━━━ Recorded data
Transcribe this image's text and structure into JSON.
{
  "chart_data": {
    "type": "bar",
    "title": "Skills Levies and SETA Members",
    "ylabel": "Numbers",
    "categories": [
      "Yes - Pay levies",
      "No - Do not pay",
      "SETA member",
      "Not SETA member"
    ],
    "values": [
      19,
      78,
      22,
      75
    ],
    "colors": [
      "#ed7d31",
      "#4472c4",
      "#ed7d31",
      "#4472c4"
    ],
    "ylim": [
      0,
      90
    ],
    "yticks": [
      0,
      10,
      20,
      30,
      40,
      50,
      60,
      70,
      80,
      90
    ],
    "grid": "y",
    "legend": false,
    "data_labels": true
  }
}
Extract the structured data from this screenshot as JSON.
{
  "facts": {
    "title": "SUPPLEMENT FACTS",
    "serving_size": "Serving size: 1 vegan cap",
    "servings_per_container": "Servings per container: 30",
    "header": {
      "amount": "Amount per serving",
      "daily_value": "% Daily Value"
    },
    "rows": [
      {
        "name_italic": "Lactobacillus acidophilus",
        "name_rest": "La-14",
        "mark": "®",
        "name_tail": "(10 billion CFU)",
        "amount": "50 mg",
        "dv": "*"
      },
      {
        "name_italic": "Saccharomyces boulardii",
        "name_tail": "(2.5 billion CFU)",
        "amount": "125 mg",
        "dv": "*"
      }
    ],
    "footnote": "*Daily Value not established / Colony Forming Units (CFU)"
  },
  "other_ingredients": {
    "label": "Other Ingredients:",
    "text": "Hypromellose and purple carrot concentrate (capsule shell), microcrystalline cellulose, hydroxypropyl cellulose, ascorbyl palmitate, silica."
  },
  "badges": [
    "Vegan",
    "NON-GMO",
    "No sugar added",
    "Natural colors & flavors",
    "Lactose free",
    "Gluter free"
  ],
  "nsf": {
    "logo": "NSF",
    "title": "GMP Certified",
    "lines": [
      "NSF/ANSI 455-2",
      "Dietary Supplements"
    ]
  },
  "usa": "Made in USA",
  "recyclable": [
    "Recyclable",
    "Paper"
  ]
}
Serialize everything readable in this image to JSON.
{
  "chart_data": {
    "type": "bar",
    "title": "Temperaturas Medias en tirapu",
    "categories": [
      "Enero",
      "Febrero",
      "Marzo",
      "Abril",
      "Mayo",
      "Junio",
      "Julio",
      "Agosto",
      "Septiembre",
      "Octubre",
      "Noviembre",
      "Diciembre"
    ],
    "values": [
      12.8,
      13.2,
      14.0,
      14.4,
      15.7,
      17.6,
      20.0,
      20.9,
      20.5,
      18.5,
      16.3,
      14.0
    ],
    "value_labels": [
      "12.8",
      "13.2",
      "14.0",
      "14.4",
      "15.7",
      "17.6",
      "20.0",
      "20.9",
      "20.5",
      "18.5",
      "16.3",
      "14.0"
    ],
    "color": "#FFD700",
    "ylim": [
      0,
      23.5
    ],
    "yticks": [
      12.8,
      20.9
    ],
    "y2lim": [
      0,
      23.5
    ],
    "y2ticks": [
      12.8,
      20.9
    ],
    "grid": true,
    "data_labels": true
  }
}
━━━━━━
■ Aim of the task: Each entry is to be returned in full, character for character.

■ Answer to this exercise:
Transcribe this image's text and structure into JSON.
{
  "chart_data": {
    "type": "bar",
    "title": "Skills Levies and SETA Members",
    "ylabel": "Numbers",
    "categories": [
      "Yes - Pay levies",
      "No - Do not pay",
      "SETA member",
      "Not SETA member"
    ],
    "values": [
      19,
      78,
      22,
      75
    ],
    "colors": [
      "#ed7d31",
      "#4472c4",
      "#ed7d31",
      "#4472c4"
    ],
    "ylim": [
      0,
      90
    ],
    "yticks": [
      0,
      10,
      20,
      30,
      40,
      50,
      60,
      70,
      80,
      90
    ],
    "grid": "y",
    "legend": false,
    "data_labels": true
  }
}
Extract the structured data from this screenshot as JSON.
{
  "facts": {
    "title": "SUPPLEMENT FACTS",
    "serving_size": "Serving size: 1 vegan cap",
    "servings_per_container": "Servings per container: 30",
    "header": {
      "amount": "Amount per serving",
      "daily_value": "% Daily Value"
    },
    "rows": [
      {
        "name_italic": "Lactobacillus acidophilus",
        "name_rest": "La-14",
        "mark": "®",
        "name_tail": "(10 billion CFU)",
        "amount": "50 mg",
        "dv": "*"
      },
      {
        "name_italic": "Saccharomyces boulardii",
        "name_tail": "(2.5 billion CFU)",
        "amount": "125 mg",
        "dv": "*"
      }
    ],
    "footnote": "*Daily Value not established / Colony Forming Units (CFU)"
  },
  "other_ingredients": {
    "label": "Other Ingredients:",
    "text": "Hypromellose and purple carrot concentrate (capsule shell), microcrystalline cellulose, hydroxypropyl cellulose, ascorbyl palmitate, silica."
  },
  "badges": [
    "Vegan",
    "NON-GMO",
    "No sugar added",
    "Natural colors & flavors",
    "Lactose free",
    "Gluter free"
  ],
  "nsf": {
    "logo": "NSF",
    "title": "GMP Certified",
    "lines": [
      "NSF/ANSI 455-2",
      "Dietary Supplements"
    ]
  },
  "usa": "Made in USA",
  "recyclable": [
    "Recyclable",
    "Paper"
  ]
}
Serialize everything readable in this image to JSON.
{
  "chart_data": {
    "type": "bar",
    "title": "Temperaturas Medias en tirapu",
    "categories": [
      "Enero",
      "Febrero",
      "Marzo",
      "Abril",
      "Mayo",
      "Junio",
      "Julio",
      "Agosto",
      "Septiembre",
      "Octubre",
      "Noviembre",
      "Diciembre"
    ],
    "values": [
      12.8,
      13.2,
      14.0,
      14.4,
      15.7,
      17.6,
      20.0,
      20.9,
      20.5,
      18.5,
      16.3,
      14.0
    ],
    "value_labels": [
      "12.8",
      "13.2",
      "14.0",
      "14.4",
      "15.7",
      "17.6",
      "20.0",
      "20.9",
      "20.5",
      "18.5",
      "16.3",
      "14.0"
    ],
    "color": "#FFD700",
    "ylim": [
      0,
      23.5
    ],
    "yticks": [
      12.8,
      20.9
    ],
    "y2lim": [
      0,
      23.5
    ],
    "y2ticks": [
      12.8,
      20.9
    ],
    "grid": true,
    "data_labels": true
  }
}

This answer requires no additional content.